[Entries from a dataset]
··········
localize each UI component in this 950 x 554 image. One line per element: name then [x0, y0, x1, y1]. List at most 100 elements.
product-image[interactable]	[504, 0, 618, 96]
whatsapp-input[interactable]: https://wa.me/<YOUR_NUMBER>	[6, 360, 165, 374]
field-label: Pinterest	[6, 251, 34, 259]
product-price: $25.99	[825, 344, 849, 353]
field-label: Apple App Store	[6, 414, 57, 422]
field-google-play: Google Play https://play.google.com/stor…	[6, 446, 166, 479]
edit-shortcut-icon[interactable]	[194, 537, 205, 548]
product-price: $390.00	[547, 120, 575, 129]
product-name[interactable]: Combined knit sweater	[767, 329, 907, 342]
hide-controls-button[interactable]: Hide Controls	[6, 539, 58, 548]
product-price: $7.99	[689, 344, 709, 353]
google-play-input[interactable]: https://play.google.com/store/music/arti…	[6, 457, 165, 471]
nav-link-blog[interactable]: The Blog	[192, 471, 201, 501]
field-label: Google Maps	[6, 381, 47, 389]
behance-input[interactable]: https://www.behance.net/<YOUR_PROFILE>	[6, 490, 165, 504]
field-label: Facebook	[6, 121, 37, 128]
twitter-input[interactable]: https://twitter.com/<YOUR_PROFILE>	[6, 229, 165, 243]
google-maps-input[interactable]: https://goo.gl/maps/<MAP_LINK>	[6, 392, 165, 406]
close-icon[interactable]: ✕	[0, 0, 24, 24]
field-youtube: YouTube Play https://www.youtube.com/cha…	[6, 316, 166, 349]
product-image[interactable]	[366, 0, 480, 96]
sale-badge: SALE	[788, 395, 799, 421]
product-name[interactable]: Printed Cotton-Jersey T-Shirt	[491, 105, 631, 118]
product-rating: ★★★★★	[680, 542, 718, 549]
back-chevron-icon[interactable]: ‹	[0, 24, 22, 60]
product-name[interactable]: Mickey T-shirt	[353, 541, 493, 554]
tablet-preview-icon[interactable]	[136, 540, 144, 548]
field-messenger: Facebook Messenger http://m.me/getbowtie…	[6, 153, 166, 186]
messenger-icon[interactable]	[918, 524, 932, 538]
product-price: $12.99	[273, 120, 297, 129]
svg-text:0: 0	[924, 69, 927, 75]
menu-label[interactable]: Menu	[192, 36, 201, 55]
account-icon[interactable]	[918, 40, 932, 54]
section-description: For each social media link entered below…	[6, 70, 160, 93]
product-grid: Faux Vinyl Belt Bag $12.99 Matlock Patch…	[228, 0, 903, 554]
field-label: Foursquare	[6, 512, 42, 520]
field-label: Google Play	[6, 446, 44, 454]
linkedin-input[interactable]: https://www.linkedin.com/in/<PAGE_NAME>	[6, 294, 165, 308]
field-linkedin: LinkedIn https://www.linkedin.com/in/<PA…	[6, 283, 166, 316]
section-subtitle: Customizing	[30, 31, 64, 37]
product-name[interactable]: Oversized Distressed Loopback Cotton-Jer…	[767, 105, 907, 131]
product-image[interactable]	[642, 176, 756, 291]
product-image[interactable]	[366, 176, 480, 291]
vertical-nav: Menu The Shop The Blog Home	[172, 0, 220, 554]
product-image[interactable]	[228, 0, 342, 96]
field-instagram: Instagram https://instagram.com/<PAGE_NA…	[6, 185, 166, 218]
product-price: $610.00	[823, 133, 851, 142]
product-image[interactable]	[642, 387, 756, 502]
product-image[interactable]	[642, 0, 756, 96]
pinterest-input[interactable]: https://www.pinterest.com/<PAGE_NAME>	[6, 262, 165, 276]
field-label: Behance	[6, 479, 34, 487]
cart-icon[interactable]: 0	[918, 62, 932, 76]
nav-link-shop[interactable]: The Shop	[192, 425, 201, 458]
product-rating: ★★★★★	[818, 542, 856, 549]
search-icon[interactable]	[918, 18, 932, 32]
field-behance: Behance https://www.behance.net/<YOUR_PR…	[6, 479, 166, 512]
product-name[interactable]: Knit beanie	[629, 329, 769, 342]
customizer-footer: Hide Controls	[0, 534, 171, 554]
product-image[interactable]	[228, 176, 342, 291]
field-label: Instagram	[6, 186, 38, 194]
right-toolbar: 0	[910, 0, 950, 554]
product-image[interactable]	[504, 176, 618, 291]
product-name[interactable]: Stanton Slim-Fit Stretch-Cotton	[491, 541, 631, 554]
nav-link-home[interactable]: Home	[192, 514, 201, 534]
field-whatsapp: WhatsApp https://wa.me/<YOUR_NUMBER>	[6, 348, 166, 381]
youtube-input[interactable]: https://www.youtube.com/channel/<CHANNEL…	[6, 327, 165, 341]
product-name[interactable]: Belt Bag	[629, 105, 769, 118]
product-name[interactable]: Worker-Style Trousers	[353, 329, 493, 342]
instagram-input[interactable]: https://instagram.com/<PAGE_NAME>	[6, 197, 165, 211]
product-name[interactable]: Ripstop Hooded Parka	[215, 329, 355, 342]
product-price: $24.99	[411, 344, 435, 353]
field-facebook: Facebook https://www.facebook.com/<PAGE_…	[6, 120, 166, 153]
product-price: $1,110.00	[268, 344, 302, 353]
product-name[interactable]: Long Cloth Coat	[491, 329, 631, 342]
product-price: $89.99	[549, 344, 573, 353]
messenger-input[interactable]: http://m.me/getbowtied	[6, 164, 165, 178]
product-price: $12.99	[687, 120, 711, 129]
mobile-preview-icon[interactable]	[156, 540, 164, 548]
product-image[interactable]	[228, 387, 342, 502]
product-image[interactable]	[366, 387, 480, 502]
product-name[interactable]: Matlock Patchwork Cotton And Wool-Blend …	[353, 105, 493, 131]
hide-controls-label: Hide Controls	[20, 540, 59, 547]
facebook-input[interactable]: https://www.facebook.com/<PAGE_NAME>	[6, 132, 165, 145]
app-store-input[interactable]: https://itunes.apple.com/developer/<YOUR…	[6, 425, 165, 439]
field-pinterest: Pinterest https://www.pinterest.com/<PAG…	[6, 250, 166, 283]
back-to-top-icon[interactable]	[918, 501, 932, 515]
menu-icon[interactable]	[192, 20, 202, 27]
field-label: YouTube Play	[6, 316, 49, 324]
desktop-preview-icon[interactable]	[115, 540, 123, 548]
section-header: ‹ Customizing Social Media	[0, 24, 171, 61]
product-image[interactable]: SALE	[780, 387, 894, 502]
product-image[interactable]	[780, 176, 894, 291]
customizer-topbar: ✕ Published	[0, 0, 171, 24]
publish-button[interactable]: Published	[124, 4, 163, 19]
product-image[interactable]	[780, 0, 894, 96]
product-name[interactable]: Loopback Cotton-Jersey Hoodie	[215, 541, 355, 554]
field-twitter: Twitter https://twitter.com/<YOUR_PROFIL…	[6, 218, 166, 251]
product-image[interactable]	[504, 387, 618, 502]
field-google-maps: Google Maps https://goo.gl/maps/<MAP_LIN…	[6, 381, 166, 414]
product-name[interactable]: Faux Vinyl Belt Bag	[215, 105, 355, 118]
··········
> _What the exercise asks_: Rewrite the items above with "product-price" switched to "item-price" wherever it appears. Leave everything else unchanged.

> _Answer_:
localize each UI component in this 950 x 554 image. One line per element: name then [x0, y0, x1, y1]. List at most 100 elements.
product-image[interactable]	[504, 0, 618, 96]
whatsapp-input[interactable]: https://wa.me/<YOUR_NUMBER>	[6, 360, 165, 374]
field-label: Pinterest	[6, 251, 34, 259]
item-price: $25.99	[825, 344, 849, 353]
field-label: Apple App Store	[6, 414, 57, 422]
field-google-play: Google Play https://play.google.com/stor…	[6, 446, 166, 479]
edit-shortcut-icon[interactable]	[194, 537, 205, 548]
item-price: $390.00	[547, 120, 575, 129]
product-name[interactable]: Combined knit sweater	[767, 329, 907, 342]
hide-controls-button[interactable]: Hide Controls	[6, 539, 58, 548]
item-price: $7.99	[689, 344, 709, 353]
google-play-input[interactable]: https://play.google.com/store/music/arti…	[6, 457, 165, 471]
nav-link-blog[interactable]: The Blog	[192, 471, 201, 501]
field-label: Google Maps	[6, 381, 47, 389]
behance-input[interactable]: https://www.behance.net/<YOUR_PROFILE>	[6, 490, 165, 504]
field-label: Facebook	[6, 121, 37, 128]
twitter-input[interactable]: https://twitter.com/<YOUR_PROFILE>	[6, 229, 165, 243]
google-maps-input[interactable]: https://goo.gl/maps/<MAP_LINK>	[6, 392, 165, 406]
close-icon[interactable]: ✕	[0, 0, 24, 24]
field-youtube: YouTube Play https://www.youtube.com/cha…	[6, 316, 166, 349]
product-image[interactable]	[366, 0, 480, 96]
sale-badge: SALE	[788, 395, 799, 421]
product-name[interactable]: Printed Cotton-Jersey T-Shirt	[491, 105, 631, 118]
product-rating: ★★★★★	[680, 542, 718, 549]
back-chevron-icon[interactable]: ‹	[0, 24, 22, 60]
product-name[interactable]: Mickey T-shirt	[353, 541, 493, 554]
tablet-preview-icon[interactable]	[136, 540, 144, 548]
field-messenger: Facebook Messenger http://m.me/getbowtie…	[6, 153, 166, 186]
messenger-icon[interactable]	[918, 524, 932, 538]
item-price: $12.99	[273, 120, 297, 129]
svg-text:0: 0	[924, 69, 927, 75]
menu-label[interactable]: Menu	[192, 36, 201, 55]
account-icon[interactable]	[918, 40, 932, 54]
section-description: For each social media link entered below…	[6, 70, 160, 93]
product-grid: Faux Vinyl Belt Bag $12.99 Matlock Patch…	[228, 0, 903, 554]
field-label: Foursquare	[6, 512, 42, 520]
field-label: Google Play	[6, 446, 44, 454]
linkedin-input[interactable]: https://www.linkedin.com/in/<PAGE_NAME>	[6, 294, 165, 308]
field-linkedin: LinkedIn https://www.linkedin.com/in/<PA…	[6, 283, 166, 316]
section-subtitle: Customizing	[30, 31, 64, 37]
product-name[interactable]: Oversized Distressed Loopback Cotton-Jer…	[767, 105, 907, 131]
product-image[interactable]	[642, 176, 756, 291]
product-image[interactable]	[366, 176, 480, 291]
vertical-nav: Menu The Shop The Blog Home	[172, 0, 220, 554]
product-image[interactable]	[228, 0, 342, 96]
field-instagram: Instagram https://instagram.com/<PAGE_NA…	[6, 185, 166, 218]
item-price: $610.00	[823, 133, 851, 142]
product-image[interactable]	[642, 387, 756, 502]
product-image[interactable]	[642, 0, 756, 96]
pinterest-input[interactable]: https://www.pinterest.com/<PAGE_NAME>	[6, 262, 165, 276]
field-label: Behance	[6, 479, 34, 487]
cart-icon[interactable]: 0	[918, 62, 932, 76]
nav-link-shop[interactable]: The Shop	[192, 425, 201, 458]
product-rating: ★★★★★	[818, 542, 856, 549]
search-icon[interactable]	[918, 18, 932, 32]
field-behance: Behance https://www.behance.net/<YOUR_PR…	[6, 479, 166, 512]
product-name[interactable]: Knit beanie	[629, 329, 769, 342]
customizer-footer: Hide Controls	[0, 534, 171, 554]
product-image[interactable]	[228, 176, 342, 291]
field-label: Instagram	[6, 186, 38, 194]
right-toolbar: 0	[910, 0, 950, 554]
product-image[interactable]	[504, 176, 618, 291]
product-name[interactable]: Stanton Slim-Fit Stretch-Cotton	[491, 541, 631, 554]
nav-link-home[interactable]: Home	[192, 514, 201, 534]
field-whatsapp: WhatsApp https://wa.me/<YOUR_NUMBER>	[6, 348, 166, 381]
youtube-input[interactable]: https://www.youtube.com/channel/<CHANNEL…	[6, 327, 165, 341]
product-name[interactable]: Belt Bag	[629, 105, 769, 118]
product-name[interactable]: Worker-Style Trousers	[353, 329, 493, 342]
instagram-input[interactable]: https://instagram.com/<PAGE_NAME>	[6, 197, 165, 211]
product-name[interactable]: Ripstop Hooded Parka	[215, 329, 355, 342]
item-price: $24.99	[411, 344, 435, 353]
field-facebook: Facebook https://www.facebook.com/<PAGE_…	[6, 120, 166, 153]
item-price: $1,110.00	[268, 344, 302, 353]
product-name[interactable]: Long Cloth Coat	[491, 329, 631, 342]
item-price: $89.99	[549, 344, 573, 353]
messenger-input[interactable]: http://m.me/getbowtied	[6, 164, 165, 178]
item-price: $12.99	[687, 120, 711, 129]
mobile-preview-icon[interactable]	[156, 540, 164, 548]
product-image[interactable]	[228, 387, 342, 502]
product-image[interactable]	[366, 387, 480, 502]
product-name[interactable]: Matlock Patchwork Cotton And Wool-Blend …	[353, 105, 493, 131]
hide-controls-label: Hide Controls	[20, 540, 59, 547]
facebook-input[interactable]: https://www.facebook.com/<PAGE_NAME>	[6, 132, 165, 145]
app-store-input[interactable]: https://itunes.apple.com/developer/<YOUR…	[6, 425, 165, 439]
field-pinterest: Pinterest https://www.pinterest.com/<PAG…	[6, 250, 166, 283]
back-to-top-icon[interactable]	[918, 501, 932, 515]
menu-icon[interactable]	[192, 20, 202, 27]
field-label: YouTube Play	[6, 316, 49, 324]
desktop-preview-icon[interactable]	[115, 540, 123, 548]
section-header: ‹ Customizing Social Media	[0, 24, 171, 61]
product-image[interactable]: SALE	[780, 387, 894, 502]
product-image[interactable]	[780, 176, 894, 291]
customizer-topbar: ✕ Published	[0, 0, 171, 24]
publish-button[interactable]: Published	[124, 4, 163, 19]
product-image[interactable]	[780, 0, 894, 96]
product-name[interactable]: Loopback Cotton-Jersey Hoodie	[215, 541, 355, 554]
field-twitter: Twitter https://twitter.com/<YOUR_PROFIL…	[6, 218, 166, 251]
product-image[interactable]	[504, 387, 618, 502]
field-google-maps: Google Maps https://goo.gl/maps/<MAP_LIN…	[6, 381, 166, 414]
product-name[interactable]: Faux Vinyl Belt Bag	[215, 105, 355, 118]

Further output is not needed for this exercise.